▸ Problem details
Reproduce the records below exactly as given.

▸ Dataset excerpts
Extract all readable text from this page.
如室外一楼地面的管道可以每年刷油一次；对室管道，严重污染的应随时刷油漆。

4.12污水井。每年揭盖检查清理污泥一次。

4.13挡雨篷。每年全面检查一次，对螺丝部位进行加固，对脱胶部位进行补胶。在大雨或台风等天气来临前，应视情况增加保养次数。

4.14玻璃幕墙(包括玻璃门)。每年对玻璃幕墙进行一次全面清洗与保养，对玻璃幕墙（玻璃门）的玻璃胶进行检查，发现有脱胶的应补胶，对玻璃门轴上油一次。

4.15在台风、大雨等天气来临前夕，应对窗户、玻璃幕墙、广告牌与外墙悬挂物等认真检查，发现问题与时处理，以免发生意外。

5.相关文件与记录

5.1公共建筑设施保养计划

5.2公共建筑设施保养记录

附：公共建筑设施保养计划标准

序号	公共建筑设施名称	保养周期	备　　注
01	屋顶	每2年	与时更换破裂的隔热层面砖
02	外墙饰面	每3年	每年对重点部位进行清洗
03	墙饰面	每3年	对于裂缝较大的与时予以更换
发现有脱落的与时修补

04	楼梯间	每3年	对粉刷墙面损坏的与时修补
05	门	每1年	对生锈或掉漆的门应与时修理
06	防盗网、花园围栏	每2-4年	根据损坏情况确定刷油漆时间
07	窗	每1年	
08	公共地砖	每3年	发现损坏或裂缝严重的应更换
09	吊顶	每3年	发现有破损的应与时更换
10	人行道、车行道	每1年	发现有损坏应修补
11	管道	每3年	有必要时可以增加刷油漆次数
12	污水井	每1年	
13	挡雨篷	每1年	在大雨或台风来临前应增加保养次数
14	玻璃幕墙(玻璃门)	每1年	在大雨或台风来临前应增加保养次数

▸ Solution
Extract all readable text from this page.
如室外一楼地面的管道可以每年刷油一次；对室管道，严重污染的应随时刷油漆。

4.12污水井。每年揭盖检查清理污泥一次。

4.13挡雨篷。每年全面检查一次，对螺丝部位进行加固，对脱胶部位进行补胶。在大雨或台风等天气来临前，应视情况增加保养次数。

4.14玻璃幕墙(包括玻璃门)。每年对玻璃幕墙进行一次全面清洗与保养，对玻璃幕墙（玻璃门）的玻璃胶进行检查，发现有脱胶的应补胶，对玻璃门轴上油一次。

4.15在台风、大雨等天气来临前夕，应对窗户、玻璃幕墙、广告牌与外墙悬挂物等认真检查，发现问题与时处理，以免发生意外。

5.相关文件与记录

5.1公共建筑设施保养计划

5.2公共建筑设施保养记录

附：公共建筑设施保养计划标准

序号	公共建筑设施名称	保养周期	备　　注
01	屋顶	每2年	与时更换破裂的隔热层面砖
02	外墙饰面	每3年	每年对重点部位进行清洗
03	墙饰面	每3年	对于裂缝较大的与时予以更换
发现有脱落的与时修补

04	楼梯间	每3年	对粉刷墙面损坏的与时修补
05	门	每1年	对生锈或掉漆的门应与时修理
06	防盗网、花园围栏	每2-4年	根据损坏情况确定刷油漆时间
07	窗	每1年	
08	公共地砖	每3年	发现损坏或裂缝严重的应更换
09	吊顶	每3年	发现有破损的应与时更换
10	人行道、车行道	每1年	发现有损坏应修补
11	管道	每3年	有必要时可以增加刷油漆次数
12	污水井	每1年	
13	挡雨篷	每1年	在大雨或台风来临前应增加保养次数
14	玻璃幕墙(玻璃门)	每1年	在大雨或台风来临前应增加保养次数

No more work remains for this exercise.